(Excerpt from a dataset)
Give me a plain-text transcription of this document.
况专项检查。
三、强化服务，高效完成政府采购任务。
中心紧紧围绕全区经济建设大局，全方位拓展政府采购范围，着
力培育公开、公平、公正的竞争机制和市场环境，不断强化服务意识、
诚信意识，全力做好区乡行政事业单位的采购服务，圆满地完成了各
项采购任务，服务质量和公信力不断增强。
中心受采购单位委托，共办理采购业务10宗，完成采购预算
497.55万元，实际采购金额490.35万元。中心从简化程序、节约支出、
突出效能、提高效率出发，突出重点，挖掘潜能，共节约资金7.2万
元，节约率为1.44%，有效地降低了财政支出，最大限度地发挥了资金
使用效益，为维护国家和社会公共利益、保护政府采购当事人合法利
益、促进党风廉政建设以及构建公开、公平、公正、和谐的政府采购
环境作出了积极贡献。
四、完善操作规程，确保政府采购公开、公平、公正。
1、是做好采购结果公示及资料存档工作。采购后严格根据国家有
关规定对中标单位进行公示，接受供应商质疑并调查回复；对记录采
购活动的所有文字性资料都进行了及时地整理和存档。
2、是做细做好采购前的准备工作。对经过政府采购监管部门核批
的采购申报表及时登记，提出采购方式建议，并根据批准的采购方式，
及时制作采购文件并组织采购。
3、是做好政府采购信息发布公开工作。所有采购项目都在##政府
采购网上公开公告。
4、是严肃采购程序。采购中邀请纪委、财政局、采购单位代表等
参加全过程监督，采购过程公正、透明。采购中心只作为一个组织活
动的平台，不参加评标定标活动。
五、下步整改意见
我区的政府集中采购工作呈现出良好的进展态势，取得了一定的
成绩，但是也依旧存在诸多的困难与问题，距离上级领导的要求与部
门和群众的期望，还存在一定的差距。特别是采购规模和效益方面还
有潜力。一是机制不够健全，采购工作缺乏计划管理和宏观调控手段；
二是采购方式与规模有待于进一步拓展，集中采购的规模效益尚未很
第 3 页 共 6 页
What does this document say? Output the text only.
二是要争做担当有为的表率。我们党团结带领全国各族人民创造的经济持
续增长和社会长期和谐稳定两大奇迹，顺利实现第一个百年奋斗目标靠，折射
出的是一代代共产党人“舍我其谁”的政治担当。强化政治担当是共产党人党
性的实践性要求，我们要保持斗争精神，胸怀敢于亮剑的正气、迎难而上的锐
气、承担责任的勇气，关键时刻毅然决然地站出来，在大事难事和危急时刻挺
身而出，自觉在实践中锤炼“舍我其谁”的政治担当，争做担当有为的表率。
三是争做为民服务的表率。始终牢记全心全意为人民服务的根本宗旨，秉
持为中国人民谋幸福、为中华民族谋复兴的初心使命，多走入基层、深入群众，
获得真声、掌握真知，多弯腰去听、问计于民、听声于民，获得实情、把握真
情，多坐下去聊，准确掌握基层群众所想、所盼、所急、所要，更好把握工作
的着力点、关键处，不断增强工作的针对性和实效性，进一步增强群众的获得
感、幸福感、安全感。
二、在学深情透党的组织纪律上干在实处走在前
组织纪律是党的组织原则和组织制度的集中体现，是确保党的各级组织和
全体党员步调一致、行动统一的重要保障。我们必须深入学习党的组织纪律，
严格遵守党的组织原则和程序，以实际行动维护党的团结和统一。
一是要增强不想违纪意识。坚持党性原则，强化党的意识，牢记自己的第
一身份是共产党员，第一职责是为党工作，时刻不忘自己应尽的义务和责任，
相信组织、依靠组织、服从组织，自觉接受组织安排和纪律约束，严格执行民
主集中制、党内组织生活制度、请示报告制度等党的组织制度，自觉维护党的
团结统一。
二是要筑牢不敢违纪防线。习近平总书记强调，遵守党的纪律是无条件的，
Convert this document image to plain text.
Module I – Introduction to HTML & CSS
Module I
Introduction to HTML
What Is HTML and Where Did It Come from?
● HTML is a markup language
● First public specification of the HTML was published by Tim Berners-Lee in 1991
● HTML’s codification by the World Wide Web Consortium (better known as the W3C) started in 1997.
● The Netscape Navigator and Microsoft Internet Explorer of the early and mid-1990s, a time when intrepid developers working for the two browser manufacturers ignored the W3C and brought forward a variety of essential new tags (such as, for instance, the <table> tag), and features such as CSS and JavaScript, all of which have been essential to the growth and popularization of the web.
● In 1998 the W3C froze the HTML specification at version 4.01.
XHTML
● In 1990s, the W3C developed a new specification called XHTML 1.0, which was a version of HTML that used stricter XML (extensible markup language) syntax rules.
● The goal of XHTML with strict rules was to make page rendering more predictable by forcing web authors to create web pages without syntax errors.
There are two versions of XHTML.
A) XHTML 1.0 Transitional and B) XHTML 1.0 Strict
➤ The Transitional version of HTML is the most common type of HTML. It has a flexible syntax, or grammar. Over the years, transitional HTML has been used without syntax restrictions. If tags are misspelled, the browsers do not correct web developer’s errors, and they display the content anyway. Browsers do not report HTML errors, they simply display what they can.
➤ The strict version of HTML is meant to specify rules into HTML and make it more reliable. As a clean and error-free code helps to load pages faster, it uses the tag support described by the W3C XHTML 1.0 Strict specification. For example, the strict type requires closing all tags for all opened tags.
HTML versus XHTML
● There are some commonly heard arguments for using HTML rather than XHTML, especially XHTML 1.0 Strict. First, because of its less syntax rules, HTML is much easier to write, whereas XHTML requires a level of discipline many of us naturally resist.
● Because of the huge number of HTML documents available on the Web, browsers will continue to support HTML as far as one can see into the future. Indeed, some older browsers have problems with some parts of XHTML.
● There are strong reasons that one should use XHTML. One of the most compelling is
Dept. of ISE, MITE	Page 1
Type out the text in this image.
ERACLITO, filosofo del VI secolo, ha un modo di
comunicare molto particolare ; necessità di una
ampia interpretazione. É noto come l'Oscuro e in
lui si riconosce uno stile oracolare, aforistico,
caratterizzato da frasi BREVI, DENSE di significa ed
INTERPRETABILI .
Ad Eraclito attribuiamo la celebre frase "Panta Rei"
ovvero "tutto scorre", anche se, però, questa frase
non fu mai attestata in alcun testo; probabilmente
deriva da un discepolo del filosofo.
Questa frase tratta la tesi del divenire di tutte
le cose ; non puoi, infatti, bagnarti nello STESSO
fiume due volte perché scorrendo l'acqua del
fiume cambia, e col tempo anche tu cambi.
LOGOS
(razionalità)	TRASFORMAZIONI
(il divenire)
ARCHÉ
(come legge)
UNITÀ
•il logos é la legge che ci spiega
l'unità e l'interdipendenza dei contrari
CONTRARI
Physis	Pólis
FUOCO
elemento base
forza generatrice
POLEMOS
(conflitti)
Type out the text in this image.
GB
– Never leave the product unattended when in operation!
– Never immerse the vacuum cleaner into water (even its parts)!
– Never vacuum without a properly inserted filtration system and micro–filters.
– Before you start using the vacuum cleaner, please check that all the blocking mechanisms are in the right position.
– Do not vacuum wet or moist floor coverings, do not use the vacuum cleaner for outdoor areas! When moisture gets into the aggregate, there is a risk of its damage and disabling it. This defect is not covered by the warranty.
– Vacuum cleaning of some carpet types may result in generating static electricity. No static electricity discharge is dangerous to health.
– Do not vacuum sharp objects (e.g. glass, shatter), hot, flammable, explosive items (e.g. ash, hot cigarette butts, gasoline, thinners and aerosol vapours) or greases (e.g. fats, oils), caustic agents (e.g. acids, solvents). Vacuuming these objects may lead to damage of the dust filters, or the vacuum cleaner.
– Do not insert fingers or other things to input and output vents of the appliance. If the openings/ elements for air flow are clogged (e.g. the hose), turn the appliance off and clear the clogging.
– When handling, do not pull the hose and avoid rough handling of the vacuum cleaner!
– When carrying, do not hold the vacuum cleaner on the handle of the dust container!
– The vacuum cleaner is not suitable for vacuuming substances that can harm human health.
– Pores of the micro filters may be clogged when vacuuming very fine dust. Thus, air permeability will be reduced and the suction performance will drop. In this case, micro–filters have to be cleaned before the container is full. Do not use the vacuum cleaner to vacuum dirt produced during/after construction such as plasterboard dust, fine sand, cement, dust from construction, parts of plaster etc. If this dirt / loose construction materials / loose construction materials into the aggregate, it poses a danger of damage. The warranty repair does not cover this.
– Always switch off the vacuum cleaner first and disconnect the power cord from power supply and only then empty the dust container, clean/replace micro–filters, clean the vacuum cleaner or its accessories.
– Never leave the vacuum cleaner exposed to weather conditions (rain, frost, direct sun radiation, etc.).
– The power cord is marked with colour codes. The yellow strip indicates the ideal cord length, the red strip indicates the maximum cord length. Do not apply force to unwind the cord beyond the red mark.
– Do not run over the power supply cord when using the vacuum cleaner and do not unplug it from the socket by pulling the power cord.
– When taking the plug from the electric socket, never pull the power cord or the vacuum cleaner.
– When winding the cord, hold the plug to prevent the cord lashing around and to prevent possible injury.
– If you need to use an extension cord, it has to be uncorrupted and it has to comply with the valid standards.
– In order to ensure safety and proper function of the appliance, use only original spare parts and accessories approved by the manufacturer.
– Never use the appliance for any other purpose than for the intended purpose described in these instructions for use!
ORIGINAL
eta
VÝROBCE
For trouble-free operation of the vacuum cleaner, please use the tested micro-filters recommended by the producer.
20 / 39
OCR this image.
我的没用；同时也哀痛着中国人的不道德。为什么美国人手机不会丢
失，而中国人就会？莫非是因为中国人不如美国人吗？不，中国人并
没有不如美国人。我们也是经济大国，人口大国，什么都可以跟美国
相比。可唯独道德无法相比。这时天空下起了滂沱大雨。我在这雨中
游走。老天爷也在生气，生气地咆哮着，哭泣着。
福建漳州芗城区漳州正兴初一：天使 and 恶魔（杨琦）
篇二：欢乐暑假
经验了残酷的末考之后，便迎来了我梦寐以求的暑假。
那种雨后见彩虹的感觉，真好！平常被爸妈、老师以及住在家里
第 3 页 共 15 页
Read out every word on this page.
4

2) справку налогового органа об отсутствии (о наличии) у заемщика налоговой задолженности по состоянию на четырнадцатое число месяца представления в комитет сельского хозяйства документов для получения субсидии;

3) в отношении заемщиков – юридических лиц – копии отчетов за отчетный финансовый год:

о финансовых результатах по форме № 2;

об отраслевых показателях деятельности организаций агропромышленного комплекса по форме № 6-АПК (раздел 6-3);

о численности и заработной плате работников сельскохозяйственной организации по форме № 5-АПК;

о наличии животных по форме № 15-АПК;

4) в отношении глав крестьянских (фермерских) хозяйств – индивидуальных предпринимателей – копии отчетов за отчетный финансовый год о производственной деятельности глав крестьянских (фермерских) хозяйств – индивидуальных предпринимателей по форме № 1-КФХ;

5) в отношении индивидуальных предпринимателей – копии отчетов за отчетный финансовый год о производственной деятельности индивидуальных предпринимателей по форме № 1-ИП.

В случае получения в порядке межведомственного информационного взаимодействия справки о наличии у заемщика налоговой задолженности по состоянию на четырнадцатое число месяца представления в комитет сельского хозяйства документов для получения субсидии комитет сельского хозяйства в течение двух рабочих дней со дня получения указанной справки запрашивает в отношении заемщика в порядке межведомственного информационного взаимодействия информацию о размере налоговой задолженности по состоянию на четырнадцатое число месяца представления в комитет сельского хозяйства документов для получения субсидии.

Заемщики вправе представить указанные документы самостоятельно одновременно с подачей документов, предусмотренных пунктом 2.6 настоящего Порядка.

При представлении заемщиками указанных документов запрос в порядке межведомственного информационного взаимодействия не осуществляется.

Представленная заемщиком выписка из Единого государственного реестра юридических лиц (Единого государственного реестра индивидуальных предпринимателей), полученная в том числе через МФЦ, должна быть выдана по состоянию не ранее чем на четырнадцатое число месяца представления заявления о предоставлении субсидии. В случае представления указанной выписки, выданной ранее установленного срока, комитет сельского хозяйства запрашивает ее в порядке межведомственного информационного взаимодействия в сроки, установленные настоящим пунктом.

Written task:
Look through the data and show every line containing "other".

Answer in full:
– Do not insert fingers or other things to input and output vents of the appliance. If the openings/ elements for air flow are clogged (e.g. the hose), turn the appliance off and clear the clogging.
– Never use the appliance for any other purpose than for the intended purpose described in these instructions for use!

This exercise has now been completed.